#### What to produce:
Search the records below for the word "xlabel". Pull out each line that has it.

— BEGIN Records for the task —

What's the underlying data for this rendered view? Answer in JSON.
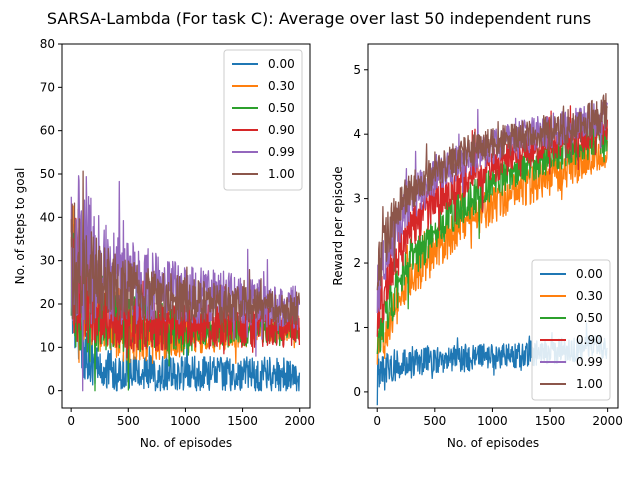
{
  "figure_title": "SARSA-Lambda (For task C): Average over last 50 independent runs",
  "chart_data": [
    {
      "type": "line",
      "xlabel": "No. of episodes",
      "ylabel": "No. of steps to goal",
      "xlim": [
        -80,
        2090
      ],
      "ylim": [
        -4,
        80
      ],
      "xticks": [
        0,
        500,
        1000,
        1500,
        2000
      ],
      "yticks": [
        0,
        10,
        20,
        30,
        40,
        50,
        60,
        70,
        80
      ],
      "grid": false,
      "legend_position": "upper right",
      "series": [
        {
          "name": "0.00",
          "color": "#1f77b4",
          "x": [
            10,
            100,
            250,
            500,
            750,
            1000,
            1250,
            1500,
            1750,
            2000
          ],
          "values": [
            30,
            8,
            5,
            4.5,
            4,
            4,
            4,
            3.8,
            3.7,
            3.5
          ],
          "noise": [
            18,
            6,
            5,
            4,
            4,
            4,
            4,
            4,
            4,
            4
          ]
        },
        {
          "name": "0.30",
          "color": "#ff7f0e",
          "x": [
            10,
            100,
            250,
            500,
            750,
            1000,
            1250,
            1500,
            1750,
            2000
          ],
          "values": [
            30,
            25,
            18,
            14,
            12,
            12,
            12,
            13,
            14,
            14.5
          ],
          "noise": [
            18,
            14,
            10,
            8,
            5,
            4,
            3,
            3,
            3,
            3
          ]
        },
        {
          "name": "0.50",
          "color": "#2ca02c",
          "x": [
            10,
            100,
            250,
            500,
            750,
            1000,
            1250,
            1500,
            1750,
            2000
          ],
          "values": [
            25,
            20,
            18,
            16,
            15,
            14,
            14,
            14,
            14,
            14
          ],
          "noise": [
            15,
            12,
            9,
            7,
            6,
            5,
            4,
            4,
            3,
            3
          ]
        },
        {
          "name": "0.90",
          "color": "#d62728",
          "x": [
            10,
            100,
            250,
            500,
            750,
            1000,
            1250,
            1500,
            1750,
            2000
          ],
          "values": [
            30,
            22,
            18,
            16,
            15,
            15,
            15,
            15,
            15,
            15
          ],
          "noise": [
            18,
            12,
            8,
            7,
            6,
            5,
            5,
            5,
            5,
            5
          ]
        },
        {
          "name": "0.99",
          "color": "#9467bd",
          "x": [
            10,
            100,
            250,
            500,
            750,
            1000,
            1250,
            1500,
            1750,
            2000
          ],
          "values": [
            35,
            32,
            28,
            25,
            24,
            22,
            22,
            21,
            20,
            19
          ],
          "noise": [
            25,
            18,
            12,
            10,
            8,
            7,
            6,
            6,
            5,
            5
          ]
        },
        {
          "name": "1.00",
          "color": "#8c564b",
          "x": [
            10,
            100,
            250,
            500,
            750,
            1000,
            1250,
            1500,
            1750,
            2000
          ],
          "values": [
            32,
            28,
            25,
            23,
            22,
            21,
            20,
            20,
            19,
            19
          ],
          "noise": [
            18,
            12,
            9,
            7,
            6,
            5,
            5,
            4,
            4,
            4
          ]
        }
      ]
    },
    {
      "type": "line",
      "xlabel": "No. of episodes",
      "ylabel": "Reward per episode",
      "xlim": [
        -80,
        2090
      ],
      "ylim": [
        -0.25,
        5.4
      ],
      "xticks": [
        0,
        500,
        1000,
        1500,
        2000
      ],
      "yticks": [
        0,
        1,
        2,
        3,
        4,
        5
      ],
      "grid": false,
      "legend_position": "lower right",
      "series": [
        {
          "name": "0.00",
          "color": "#1f77b4",
          "x": [
            10,
            100,
            250,
            500,
            750,
            1000,
            1250,
            1500,
            1750,
            2000
          ],
          "values": [
            0.35,
            0.4,
            0.45,
            0.5,
            0.52,
            0.55,
            0.58,
            0.62,
            0.66,
            0.7
          ],
          "noise": [
            0.3,
            0.25,
            0.25,
            0.22,
            0.22,
            0.2,
            0.2,
            0.2,
            0.2,
            0.2
          ]
        },
        {
          "name": "0.30",
          "color": "#ff7f0e",
          "x": [
            10,
            100,
            250,
            500,
            750,
            1000,
            1250,
            1500,
            1750,
            2000
          ],
          "values": [
            0.7,
            1.1,
            1.7,
            2.2,
            2.6,
            2.9,
            3.15,
            3.35,
            3.55,
            3.75
          ],
          "noise": [
            0.3,
            0.35,
            0.35,
            0.35,
            0.3,
            0.3,
            0.3,
            0.3,
            0.28,
            0.28
          ]
        },
        {
          "name": "0.50",
          "color": "#2ca02c",
          "x": [
            10,
            100,
            250,
            500,
            750,
            1000,
            1250,
            1500,
            1750,
            2000
          ],
          "values": [
            0.9,
            1.3,
            1.9,
            2.5,
            2.9,
            3.2,
            3.45,
            3.65,
            3.8,
            3.95
          ],
          "noise": [
            0.35,
            0.35,
            0.35,
            0.3,
            0.3,
            0.28,
            0.26,
            0.26,
            0.25,
            0.25
          ]
        },
        {
          "name": "0.90",
          "color": "#d62728",
          "x": [
            10,
            100,
            250,
            500,
            750,
            1000,
            1250,
            1500,
            1750,
            2000
          ],
          "values": [
            1.2,
            1.8,
            2.4,
            2.95,
            3.3,
            3.5,
            3.7,
            3.85,
            3.95,
            4.05
          ],
          "noise": [
            0.4,
            0.4,
            0.35,
            0.3,
            0.28,
            0.26,
            0.25,
            0.25,
            0.25,
            0.25
          ]
        },
        {
          "name": "0.99",
          "color": "#9467bd",
          "x": [
            10,
            100,
            250,
            500,
            750,
            1000,
            1250,
            1500,
            1750,
            2000
          ],
          "values": [
            1.6,
            2.3,
            2.9,
            3.35,
            3.6,
            3.8,
            3.95,
            4.05,
            4.15,
            4.3
          ],
          "noise": [
            0.45,
            0.4,
            0.35,
            0.3,
            0.28,
            0.27,
            0.27,
            0.27,
            0.27,
            0.3
          ]
        },
        {
          "name": "1.00",
          "color": "#8c564b",
          "x": [
            10,
            100,
            250,
            500,
            750,
            1000,
            1250,
            1500,
            1750,
            2000
          ],
          "values": [
            1.9,
            2.5,
            3.05,
            3.45,
            3.7,
            3.85,
            3.95,
            4.05,
            4.15,
            4.35
          ],
          "noise": [
            0.4,
            0.35,
            0.3,
            0.28,
            0.26,
            0.25,
            0.25,
            0.25,
            0.28,
            0.32
          ]
        }
      ]
    }
  ]
}
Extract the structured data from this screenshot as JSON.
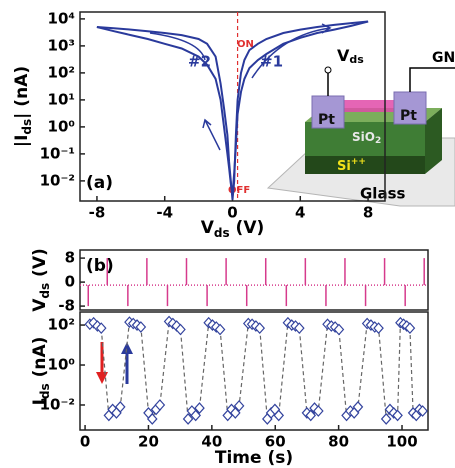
{
  "chart_data": [
    {
      "type": "line",
      "log_y": true,
      "color": "#2a3a9c",
      "xlim": [
        -9,
        9
      ],
      "xticks": [
        -8,
        -4,
        0,
        4,
        8
      ],
      "ylim": [
        0.0018,
        18000
      ],
      "yticks": [
        {
          "value": 0.01,
          "label": "10⁻²"
        },
        {
          "value": 0.1,
          "label": "10⁻¹"
        },
        {
          "value": 1,
          "label": "10⁰"
        },
        {
          "value": 10,
          "label": "10¹"
        },
        {
          "value": 100,
          "label": "10²"
        },
        {
          "value": 1000,
          "label": "10³"
        },
        {
          "value": 10000,
          "label": "10⁴"
        }
      ],
      "xlabel": [
        "V",
        "ds",
        " (V)"
      ],
      "ylabel": [
        "|I",
        "ds",
        "| (nA)"
      ],
      "panel_label": "(a)",
      "reference_x": 0.3,
      "reference_color": "#e03030",
      "annotations": {
        "on": "ON",
        "off": "OFF",
        "sweep1": "#1",
        "sweep2": "#2"
      },
      "inset": {
        "vds": [
          "V",
          "ds"
        ],
        "gnd": "GN",
        "pt_left": "Pt",
        "pt_right": "Pt",
        "sio2": [
          "SiO",
          "2"
        ],
        "si": [
          "Si",
          "++"
        ],
        "glass": "Glass"
      },
      "series": [
        {
          "x": [
            -8,
            -7,
            -6,
            -5,
            -4,
            -3,
            -2,
            -1.5,
            -1,
            -0.7,
            -0.5,
            -0.3,
            -0.2,
            -0.1,
            0,
            0.1,
            0.2,
            0.3,
            0.5,
            0.7,
            1,
            1.5,
            2,
            3,
            4,
            5,
            6,
            7,
            8
          ],
          "values": [
            5000,
            4500,
            4000,
            3500,
            3000,
            2500,
            1800,
            1200,
            400,
            40,
            5,
            0.5,
            0.05,
            0.01,
            0.002,
            0.01,
            0.5,
            10,
            100,
            300,
            700,
            1200,
            1800,
            3000,
            4000,
            5000,
            6000,
            7000,
            8000
          ]
        },
        {
          "x": [
            -8,
            -7,
            -6,
            -5,
            -4,
            -3,
            -2,
            -1.5,
            -1,
            -0.7,
            -0.5,
            -0.3,
            -0.2,
            -0.1,
            0,
            0.1,
            0.2,
            0.3,
            0.5,
            0.7,
            1,
            1.5,
            2,
            3,
            4,
            5,
            6,
            7,
            8
          ],
          "values": [
            5000,
            3500,
            2500,
            1800,
            1200,
            800,
            400,
            200,
            60,
            10,
            1,
            0.1,
            0.03,
            0.008,
            0.003,
            0.02,
            0.2,
            3,
            20,
            60,
            150,
            300,
            500,
            1200,
            2000,
            3000,
            4000,
            5500,
            8000
          ]
        }
      ]
    },
    {
      "type": "impulse",
      "color": "#d63a8c",
      "xlim": [
        -1.6,
        108.2
      ],
      "ylim": [
        -9.3,
        10.7
      ],
      "yticks": [
        -8,
        0,
        8
      ],
      "ylabel": [
        "V",
        "ds",
        " (V)"
      ],
      "panel_label": "(b)",
      "baseline": -1,
      "x": [
        1,
        7,
        13.5,
        19.5,
        26,
        32,
        38.5,
        44.5,
        51,
        57,
        63.5,
        69.5,
        76,
        82,
        88.5,
        94.5,
        101,
        107
      ],
      "values": [
        -8,
        8,
        -8,
        8,
        -8,
        8,
        -8,
        8,
        -8,
        8,
        -8,
        8,
        -8,
        8,
        -8,
        8,
        -8,
        8
      ]
    },
    {
      "type": "scatter",
      "log_y": true,
      "color": "#34449e",
      "line_color": "#666666",
      "xlim": [
        -1.6,
        108.2
      ],
      "xticks": [
        0,
        20,
        40,
        60,
        80,
        100
      ],
      "ylim": [
        0.00056,
        450
      ],
      "yticks": [
        {
          "value": 0.01,
          "label": "10⁻²"
        },
        {
          "value": 1,
          "label": "10⁰"
        },
        {
          "value": 100,
          "label": "10²"
        }
      ],
      "xlabel": "Time (s)",
      "ylabel": [
        "I",
        "ds",
        " (nA)"
      ],
      "x": [
        1.5,
        2.7,
        3.9,
        5.1,
        7.5,
        8.7,
        9.9,
        11.1,
        14,
        15.2,
        16.4,
        17.6,
        20,
        21.2,
        22.4,
        23.6,
        26.5,
        27.7,
        28.9,
        30.1,
        32.5,
        33.7,
        34.9,
        36.1,
        39,
        40.2,
        41.4,
        42.6,
        45,
        46.2,
        47.4,
        48.6,
        51.5,
        52.7,
        53.9,
        55.1,
        57.5,
        58.7,
        59.9,
        61.1,
        64,
        65.2,
        66.4,
        67.6,
        70,
        71.2,
        72.4,
        73.6,
        76.5,
        77.7,
        78.9,
        80.1,
        82.5,
        83.7,
        84.9,
        86.1,
        89,
        90.2,
        91.4,
        92.6,
        95,
        96.2,
        97.4,
        98.6,
        99.5,
        100.5,
        101.5,
        102.5,
        103.5,
        104.5,
        105.5,
        106.5
      ],
      "values": [
        110,
        130,
        90,
        70,
        0.003,
        0.006,
        0.004,
        0.008,
        140,
        120,
        100,
        80,
        0.004,
        0.002,
        0.006,
        0.01,
        150,
        120,
        90,
        60,
        0.002,
        0.005,
        0.003,
        0.007,
        130,
        100,
        80,
        60,
        0.003,
        0.006,
        0.004,
        0.009,
        120,
        110,
        90,
        70,
        0.002,
        0.004,
        0.006,
        0.003,
        130,
        100,
        90,
        70,
        0.004,
        0.003,
        0.007,
        0.005,
        110,
        90,
        80,
        60,
        0.003,
        0.005,
        0.004,
        0.008,
        120,
        100,
        80,
        70,
        0.002,
        0.006,
        0.004,
        0.003,
        130,
        110,
        90,
        70,
        0.004,
        0.003,
        0.006,
        0.005
      ]
    }
  ]
}
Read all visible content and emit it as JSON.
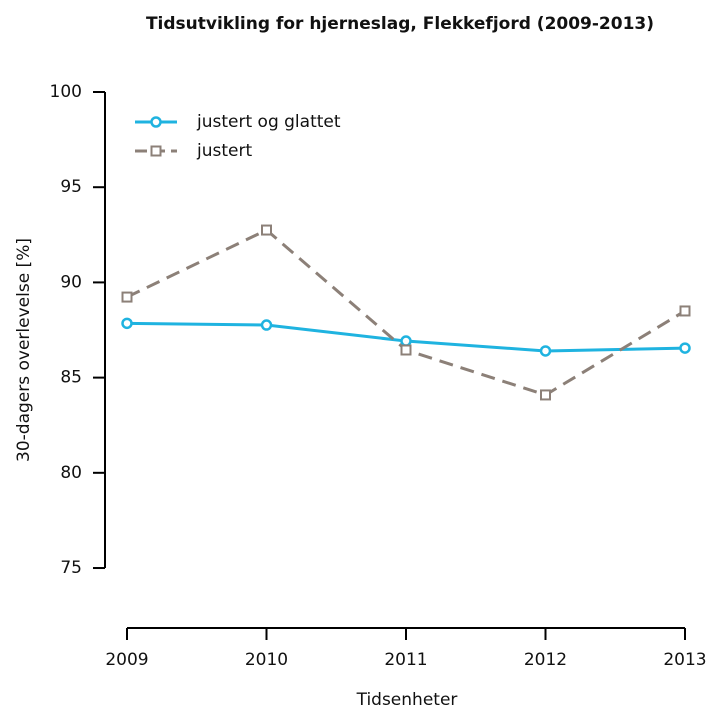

— END Records for the task —

#### Full response:
      "xlabel": "No. of episodes",
      "xlabel": "No. of episodes",
      "xlabel": [
      "xlabel": "Time (s)",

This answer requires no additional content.